Write out the data below word for word, beginning with its first line and stopping after the line that contains "swatch-greece bbox=[34, 622, 50, 638]".

>>>>>

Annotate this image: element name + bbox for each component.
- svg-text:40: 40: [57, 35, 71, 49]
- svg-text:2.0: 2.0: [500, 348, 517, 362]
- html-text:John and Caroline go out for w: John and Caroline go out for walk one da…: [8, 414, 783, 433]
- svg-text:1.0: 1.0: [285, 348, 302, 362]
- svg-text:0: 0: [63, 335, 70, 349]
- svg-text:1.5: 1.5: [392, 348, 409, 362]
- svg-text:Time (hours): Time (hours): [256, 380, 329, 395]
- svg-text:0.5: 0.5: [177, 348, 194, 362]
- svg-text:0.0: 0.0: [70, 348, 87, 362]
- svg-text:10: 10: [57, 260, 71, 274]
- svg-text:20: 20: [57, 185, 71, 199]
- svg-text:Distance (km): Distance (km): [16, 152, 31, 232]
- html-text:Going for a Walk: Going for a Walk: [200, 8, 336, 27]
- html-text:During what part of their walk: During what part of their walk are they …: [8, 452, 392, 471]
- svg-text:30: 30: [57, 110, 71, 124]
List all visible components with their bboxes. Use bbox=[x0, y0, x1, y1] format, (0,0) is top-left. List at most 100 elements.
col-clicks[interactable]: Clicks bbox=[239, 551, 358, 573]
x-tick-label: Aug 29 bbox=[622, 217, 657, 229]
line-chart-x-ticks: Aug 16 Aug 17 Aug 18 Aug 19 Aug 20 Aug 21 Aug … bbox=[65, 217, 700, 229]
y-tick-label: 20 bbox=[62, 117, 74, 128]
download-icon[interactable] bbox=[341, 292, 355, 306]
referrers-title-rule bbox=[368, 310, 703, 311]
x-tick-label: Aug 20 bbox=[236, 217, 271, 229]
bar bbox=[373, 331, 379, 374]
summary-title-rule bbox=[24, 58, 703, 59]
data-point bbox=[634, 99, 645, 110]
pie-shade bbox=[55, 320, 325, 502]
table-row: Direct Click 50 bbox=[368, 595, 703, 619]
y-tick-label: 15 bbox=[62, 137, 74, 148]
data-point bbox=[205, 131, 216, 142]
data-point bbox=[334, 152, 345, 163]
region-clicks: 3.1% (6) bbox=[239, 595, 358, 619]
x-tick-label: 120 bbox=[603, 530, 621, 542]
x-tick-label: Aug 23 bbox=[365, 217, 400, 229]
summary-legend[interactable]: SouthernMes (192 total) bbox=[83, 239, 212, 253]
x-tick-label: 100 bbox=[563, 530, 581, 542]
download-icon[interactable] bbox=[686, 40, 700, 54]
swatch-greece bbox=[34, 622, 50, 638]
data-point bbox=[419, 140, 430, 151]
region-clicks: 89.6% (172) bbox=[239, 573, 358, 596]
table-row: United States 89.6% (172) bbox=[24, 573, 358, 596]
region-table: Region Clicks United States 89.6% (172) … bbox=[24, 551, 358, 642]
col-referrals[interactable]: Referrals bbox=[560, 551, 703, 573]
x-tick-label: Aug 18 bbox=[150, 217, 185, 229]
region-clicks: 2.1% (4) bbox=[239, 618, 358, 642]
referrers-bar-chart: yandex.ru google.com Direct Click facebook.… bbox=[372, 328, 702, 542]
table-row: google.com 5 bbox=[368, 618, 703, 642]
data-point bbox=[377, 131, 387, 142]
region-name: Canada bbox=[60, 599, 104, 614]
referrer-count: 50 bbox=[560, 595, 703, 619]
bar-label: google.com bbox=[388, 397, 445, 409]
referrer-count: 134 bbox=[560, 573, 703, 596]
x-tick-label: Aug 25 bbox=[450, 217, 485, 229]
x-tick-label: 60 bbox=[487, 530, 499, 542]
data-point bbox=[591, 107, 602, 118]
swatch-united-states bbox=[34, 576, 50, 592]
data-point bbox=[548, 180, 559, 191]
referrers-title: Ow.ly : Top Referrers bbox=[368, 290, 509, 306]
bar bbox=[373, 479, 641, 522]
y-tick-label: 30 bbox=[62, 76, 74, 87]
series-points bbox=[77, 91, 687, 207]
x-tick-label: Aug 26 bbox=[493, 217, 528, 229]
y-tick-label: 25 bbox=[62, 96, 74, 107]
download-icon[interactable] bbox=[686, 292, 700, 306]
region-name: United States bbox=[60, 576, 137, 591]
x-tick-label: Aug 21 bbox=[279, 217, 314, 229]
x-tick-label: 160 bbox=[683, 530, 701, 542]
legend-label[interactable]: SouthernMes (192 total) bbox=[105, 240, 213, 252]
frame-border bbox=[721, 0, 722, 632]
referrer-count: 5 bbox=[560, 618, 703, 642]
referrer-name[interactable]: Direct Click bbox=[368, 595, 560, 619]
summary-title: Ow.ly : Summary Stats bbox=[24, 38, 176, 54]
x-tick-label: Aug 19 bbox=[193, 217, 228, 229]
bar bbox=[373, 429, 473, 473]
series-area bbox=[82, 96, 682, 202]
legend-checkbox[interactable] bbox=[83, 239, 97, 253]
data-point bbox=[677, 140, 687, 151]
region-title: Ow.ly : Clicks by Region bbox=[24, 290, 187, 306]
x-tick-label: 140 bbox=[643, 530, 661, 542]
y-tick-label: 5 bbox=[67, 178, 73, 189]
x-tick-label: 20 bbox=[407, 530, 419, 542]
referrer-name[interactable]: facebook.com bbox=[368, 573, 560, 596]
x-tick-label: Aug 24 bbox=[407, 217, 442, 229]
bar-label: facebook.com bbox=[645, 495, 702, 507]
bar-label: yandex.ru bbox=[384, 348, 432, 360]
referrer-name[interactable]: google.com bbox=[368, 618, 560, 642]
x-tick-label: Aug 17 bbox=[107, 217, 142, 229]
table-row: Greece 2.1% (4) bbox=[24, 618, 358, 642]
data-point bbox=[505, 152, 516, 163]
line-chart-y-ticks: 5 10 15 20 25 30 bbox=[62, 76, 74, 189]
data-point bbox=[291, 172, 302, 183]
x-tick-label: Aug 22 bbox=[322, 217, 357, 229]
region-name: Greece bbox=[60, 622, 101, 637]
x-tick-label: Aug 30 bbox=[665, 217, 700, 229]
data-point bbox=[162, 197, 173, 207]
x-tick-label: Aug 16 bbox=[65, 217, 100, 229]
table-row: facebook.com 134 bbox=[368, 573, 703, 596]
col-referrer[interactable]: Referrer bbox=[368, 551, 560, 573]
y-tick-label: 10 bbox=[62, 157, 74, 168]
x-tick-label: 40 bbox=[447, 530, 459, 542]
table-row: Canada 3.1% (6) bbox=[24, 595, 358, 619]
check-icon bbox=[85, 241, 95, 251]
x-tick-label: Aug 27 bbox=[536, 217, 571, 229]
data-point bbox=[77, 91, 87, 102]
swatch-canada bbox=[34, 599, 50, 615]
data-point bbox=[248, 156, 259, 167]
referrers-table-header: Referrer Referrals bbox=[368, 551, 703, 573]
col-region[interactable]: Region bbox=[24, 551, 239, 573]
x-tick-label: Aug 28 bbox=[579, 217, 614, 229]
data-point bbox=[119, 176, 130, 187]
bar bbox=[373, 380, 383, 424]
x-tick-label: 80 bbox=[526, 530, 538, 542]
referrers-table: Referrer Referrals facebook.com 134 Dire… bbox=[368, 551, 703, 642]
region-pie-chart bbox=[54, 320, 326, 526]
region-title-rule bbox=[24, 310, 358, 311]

<<<<<

[RESULT OF THIS TASK]
Annotate this image: element name + bbox for each component.
- svg-text:40: 40: [57, 35, 71, 49]
- svg-text:2.0: 2.0: [500, 348, 517, 362]
- html-text:John and Caroline go out for w: John and Caroline go out for walk one da…: [8, 414, 783, 433]
- svg-text:1.0: 1.0: [285, 348, 302, 362]
- svg-text:0: 0: [63, 335, 70, 349]
- svg-text:1.5: 1.5: [392, 348, 409, 362]
- svg-text:Time (hours): Time (hours): [256, 380, 329, 395]
- svg-text:0.5: 0.5: [177, 348, 194, 362]
- svg-text:0.0: 0.0: [70, 348, 87, 362]
- svg-text:10: 10: [57, 260, 71, 274]
- svg-text:20: 20: [57, 185, 71, 199]
- svg-text:Distance (km): Distance (km): [16, 152, 31, 232]
- html-text:Going for a Walk: Going for a Walk: [200, 8, 336, 27]
- html-text:During what part of their walk: During what part of their walk are they …: [8, 452, 392, 471]
- svg-text:30: 30: [57, 110, 71, 124]
List all visible components with their bboxes. Use bbox=[x0, y0, x1, y1] format, (0,0) is top-left. List at most 100 elements.
col-clicks[interactable]: Clicks bbox=[239, 551, 358, 573]
x-tick-label: Aug 29 bbox=[622, 217, 657, 229]
line-chart-x-ticks: Aug 16 Aug 17 Aug 18 Aug 19 Aug 20 Aug 21 Aug … bbox=[65, 217, 700, 229]
y-tick-label: 20 bbox=[62, 117, 74, 128]
download-icon[interactable] bbox=[341, 292, 355, 306]
referrers-title-rule bbox=[368, 310, 703, 311]
x-tick-label: Aug 20 bbox=[236, 217, 271, 229]
bar bbox=[373, 331, 379, 374]
summary-title-rule bbox=[24, 58, 703, 59]
data-point bbox=[634, 99, 645, 110]
pie-shade bbox=[55, 320, 325, 502]
table-row: Direct Click 50 bbox=[368, 595, 703, 619]
y-tick-label: 15 bbox=[62, 137, 74, 148]
data-point bbox=[205, 131, 216, 142]
data-point bbox=[334, 152, 345, 163]
region-clicks: 3.1% (6) bbox=[239, 595, 358, 619]
x-tick-label: 120 bbox=[603, 530, 621, 542]
x-tick-label: Aug 23 bbox=[365, 217, 400, 229]
summary-legend[interactable]: SouthernMes (192 total) bbox=[83, 239, 212, 253]
x-tick-label: 100 bbox=[563, 530, 581, 542]
download-icon[interactable] bbox=[686, 40, 700, 54]
swatch-greece bbox=[34, 622, 50, 638]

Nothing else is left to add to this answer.